Directive:
Please count the lines in the material below that contain the string "colorbar", treating uppercase and lowercase as different, and reply with the number alone.

[Begin]

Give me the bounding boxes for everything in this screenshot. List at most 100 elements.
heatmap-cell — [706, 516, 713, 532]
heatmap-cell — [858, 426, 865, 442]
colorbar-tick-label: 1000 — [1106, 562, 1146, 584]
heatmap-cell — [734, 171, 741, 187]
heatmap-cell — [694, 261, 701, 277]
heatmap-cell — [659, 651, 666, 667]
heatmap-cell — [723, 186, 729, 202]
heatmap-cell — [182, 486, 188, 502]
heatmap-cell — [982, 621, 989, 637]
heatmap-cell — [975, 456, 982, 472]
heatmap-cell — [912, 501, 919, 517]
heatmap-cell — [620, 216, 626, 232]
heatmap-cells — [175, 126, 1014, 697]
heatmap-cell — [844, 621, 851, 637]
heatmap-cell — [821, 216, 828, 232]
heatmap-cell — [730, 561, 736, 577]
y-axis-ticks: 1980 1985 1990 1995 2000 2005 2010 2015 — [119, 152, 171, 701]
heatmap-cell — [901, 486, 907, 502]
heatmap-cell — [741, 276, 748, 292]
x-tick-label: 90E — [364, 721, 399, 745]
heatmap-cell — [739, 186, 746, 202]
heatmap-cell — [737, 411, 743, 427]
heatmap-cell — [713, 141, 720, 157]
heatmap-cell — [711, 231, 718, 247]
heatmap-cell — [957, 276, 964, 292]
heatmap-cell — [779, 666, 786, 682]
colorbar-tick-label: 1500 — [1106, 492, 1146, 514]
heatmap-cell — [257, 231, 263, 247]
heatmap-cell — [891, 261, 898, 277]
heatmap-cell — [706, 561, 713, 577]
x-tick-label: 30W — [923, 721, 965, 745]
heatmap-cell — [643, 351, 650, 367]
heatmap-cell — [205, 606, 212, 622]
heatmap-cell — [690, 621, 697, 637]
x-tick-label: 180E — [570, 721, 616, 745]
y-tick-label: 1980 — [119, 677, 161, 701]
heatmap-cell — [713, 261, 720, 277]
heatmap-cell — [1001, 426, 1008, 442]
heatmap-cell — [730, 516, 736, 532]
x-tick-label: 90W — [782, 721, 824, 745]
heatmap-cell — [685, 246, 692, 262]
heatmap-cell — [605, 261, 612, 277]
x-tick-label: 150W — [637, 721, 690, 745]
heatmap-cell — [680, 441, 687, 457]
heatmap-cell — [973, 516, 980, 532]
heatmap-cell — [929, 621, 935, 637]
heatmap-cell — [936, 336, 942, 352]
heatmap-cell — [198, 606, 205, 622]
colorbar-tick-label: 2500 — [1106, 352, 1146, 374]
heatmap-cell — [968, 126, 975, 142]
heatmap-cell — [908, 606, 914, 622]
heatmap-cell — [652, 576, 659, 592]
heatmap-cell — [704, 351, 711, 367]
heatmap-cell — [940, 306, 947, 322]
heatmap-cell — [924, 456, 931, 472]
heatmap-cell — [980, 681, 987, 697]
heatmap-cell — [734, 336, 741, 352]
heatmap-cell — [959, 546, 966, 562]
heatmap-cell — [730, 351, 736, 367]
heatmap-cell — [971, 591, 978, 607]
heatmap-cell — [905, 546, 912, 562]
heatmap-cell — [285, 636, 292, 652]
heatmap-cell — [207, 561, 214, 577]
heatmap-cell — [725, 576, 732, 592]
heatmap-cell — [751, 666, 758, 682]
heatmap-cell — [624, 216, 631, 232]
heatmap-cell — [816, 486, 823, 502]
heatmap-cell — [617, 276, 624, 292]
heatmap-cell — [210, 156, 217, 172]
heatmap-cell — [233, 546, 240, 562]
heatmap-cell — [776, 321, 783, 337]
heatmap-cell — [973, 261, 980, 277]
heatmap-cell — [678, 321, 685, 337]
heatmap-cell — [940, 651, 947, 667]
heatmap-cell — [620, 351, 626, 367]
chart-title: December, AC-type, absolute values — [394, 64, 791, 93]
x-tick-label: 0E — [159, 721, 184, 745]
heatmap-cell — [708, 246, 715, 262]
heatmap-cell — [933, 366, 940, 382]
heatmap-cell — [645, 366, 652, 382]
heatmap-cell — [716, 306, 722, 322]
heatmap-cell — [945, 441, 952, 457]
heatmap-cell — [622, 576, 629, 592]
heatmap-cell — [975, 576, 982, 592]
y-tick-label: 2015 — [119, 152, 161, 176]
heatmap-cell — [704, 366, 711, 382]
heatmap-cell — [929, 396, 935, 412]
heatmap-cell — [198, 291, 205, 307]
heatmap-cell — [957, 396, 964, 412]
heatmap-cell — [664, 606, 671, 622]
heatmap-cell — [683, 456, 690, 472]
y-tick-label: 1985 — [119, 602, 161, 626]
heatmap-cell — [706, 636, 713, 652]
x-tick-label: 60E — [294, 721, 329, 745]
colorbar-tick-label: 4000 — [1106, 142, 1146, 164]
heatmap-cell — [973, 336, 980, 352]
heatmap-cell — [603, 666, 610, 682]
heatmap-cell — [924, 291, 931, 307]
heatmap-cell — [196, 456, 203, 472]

[End]

Written solution:
4